» **Exercise requirements**
Carry none of the pictures over; set down the material below exactly.

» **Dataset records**
________________________

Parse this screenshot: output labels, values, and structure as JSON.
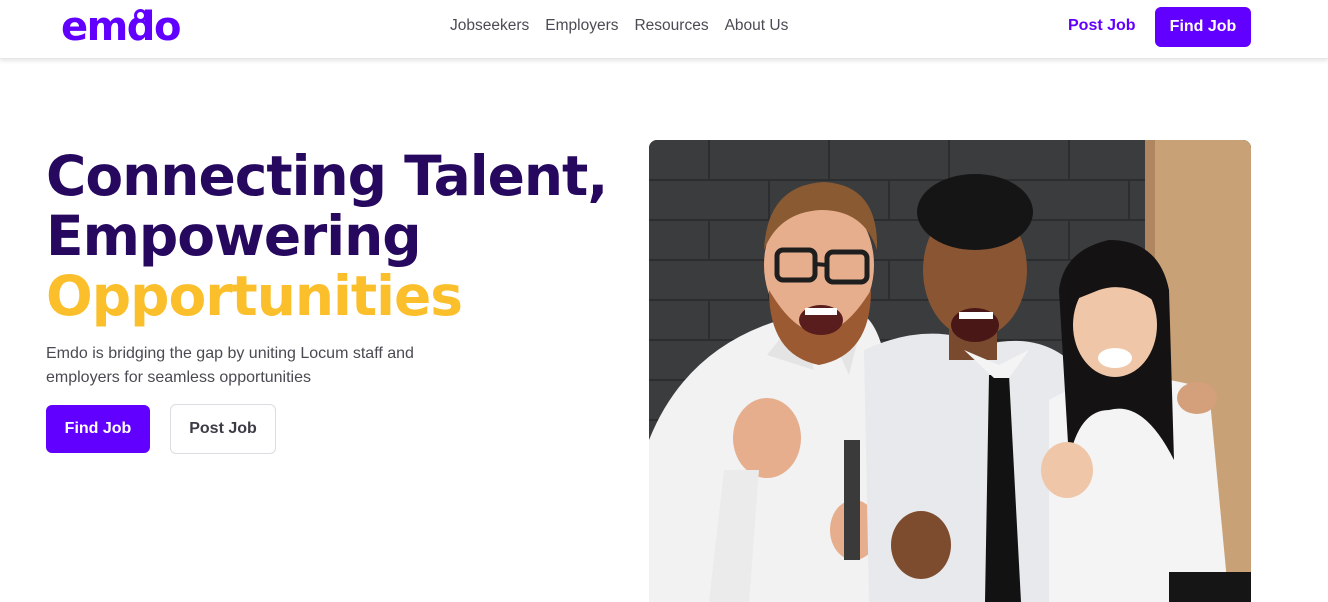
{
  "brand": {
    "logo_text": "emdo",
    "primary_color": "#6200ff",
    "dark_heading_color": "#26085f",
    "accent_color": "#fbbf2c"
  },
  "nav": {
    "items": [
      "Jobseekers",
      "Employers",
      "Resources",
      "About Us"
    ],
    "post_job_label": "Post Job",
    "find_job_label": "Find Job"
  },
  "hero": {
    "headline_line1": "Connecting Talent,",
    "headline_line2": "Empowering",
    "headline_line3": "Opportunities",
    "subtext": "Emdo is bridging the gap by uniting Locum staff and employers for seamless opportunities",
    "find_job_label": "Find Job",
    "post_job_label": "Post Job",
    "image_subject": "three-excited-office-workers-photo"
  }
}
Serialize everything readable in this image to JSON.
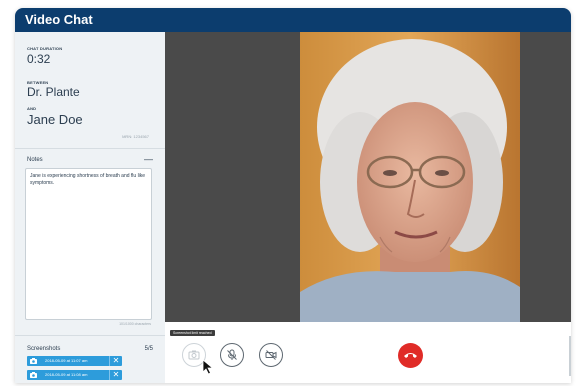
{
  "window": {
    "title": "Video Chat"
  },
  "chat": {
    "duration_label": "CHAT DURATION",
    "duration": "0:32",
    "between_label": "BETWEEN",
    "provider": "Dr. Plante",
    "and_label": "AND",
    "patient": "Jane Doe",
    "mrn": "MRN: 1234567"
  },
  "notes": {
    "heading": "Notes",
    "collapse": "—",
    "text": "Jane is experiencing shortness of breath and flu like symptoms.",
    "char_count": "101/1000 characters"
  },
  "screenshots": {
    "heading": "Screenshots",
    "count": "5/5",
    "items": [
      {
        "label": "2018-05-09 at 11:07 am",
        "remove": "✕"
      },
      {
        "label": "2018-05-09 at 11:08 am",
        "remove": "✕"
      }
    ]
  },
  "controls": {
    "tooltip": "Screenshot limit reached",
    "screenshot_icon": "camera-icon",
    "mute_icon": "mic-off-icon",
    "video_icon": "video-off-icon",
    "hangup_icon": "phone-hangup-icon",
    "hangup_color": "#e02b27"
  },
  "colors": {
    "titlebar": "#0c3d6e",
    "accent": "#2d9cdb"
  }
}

________________________

» **Problem solution**
Parse this screenshot: output labels, values, and structure as JSON.
{
  "brand": {
    "logo_text": "emdo",
    "primary_color": "#6200ff",
    "dark_heading_color": "#26085f",
    "accent_color": "#fbbf2c"
  },
  "nav": {
    "items": [
      "Jobseekers",
      "Employers",
      "Resources",
      "About Us"
    ],
    "post_job_label": "Post Job",
    "find_job_label": "Find Job"
  },
  "hero": {
    "headline_line1": "Connecting Talent,",
    "headline_line2": "Empowering",
    "headline_line3": "Opportunities",
    "subtext": "Emdo is bridging the gap by uniting Locum staff and employers for seamless opportunities",
    "find_job_label": "Find Job",
    "post_job_label": "Post Job",
    "image_subject": "three-excited-office-workers-photo"
  }
}
Serialize everything readable in this image to JSON.
{
  "window": {
    "title": "Video Chat"
  },
  "chat": {
    "duration_label": "CHAT DURATION",
    "duration": "0:32",
    "between_label": "BETWEEN",
    "provider": "Dr. Plante",
    "and_label": "AND",
    "patient": "Jane Doe",
    "mrn": "MRN: 1234567"
  },
  "notes": {
    "heading": "Notes",
    "collapse": "—",
    "text": "Jane is experiencing shortness of breath and flu like symptoms.",
    "char_count": "101/1000 characters"
  },
  "screenshots": {
    "heading": "Screenshots",
    "count": "5/5",
    "items": [
      {
        "label": "2018-05-09 at 11:07 am",
        "remove": "✕"
      },
      {
        "label": "2018-05-09 at 11:08 am",
        "remove": "✕"
      }
    ]
  },
  "controls": {
    "tooltip": "Screenshot limit reached",
    "screenshot_icon": "camera-icon",
    "mute_icon": "mic-off-icon",
    "video_icon": "video-off-icon",
    "hangup_icon": "phone-hangup-icon",
    "hangup_color": "#e02b27"
  },
  "colors": {
    "titlebar": "#0c3d6e",
    "accent": "#2d9cdb"
  }
}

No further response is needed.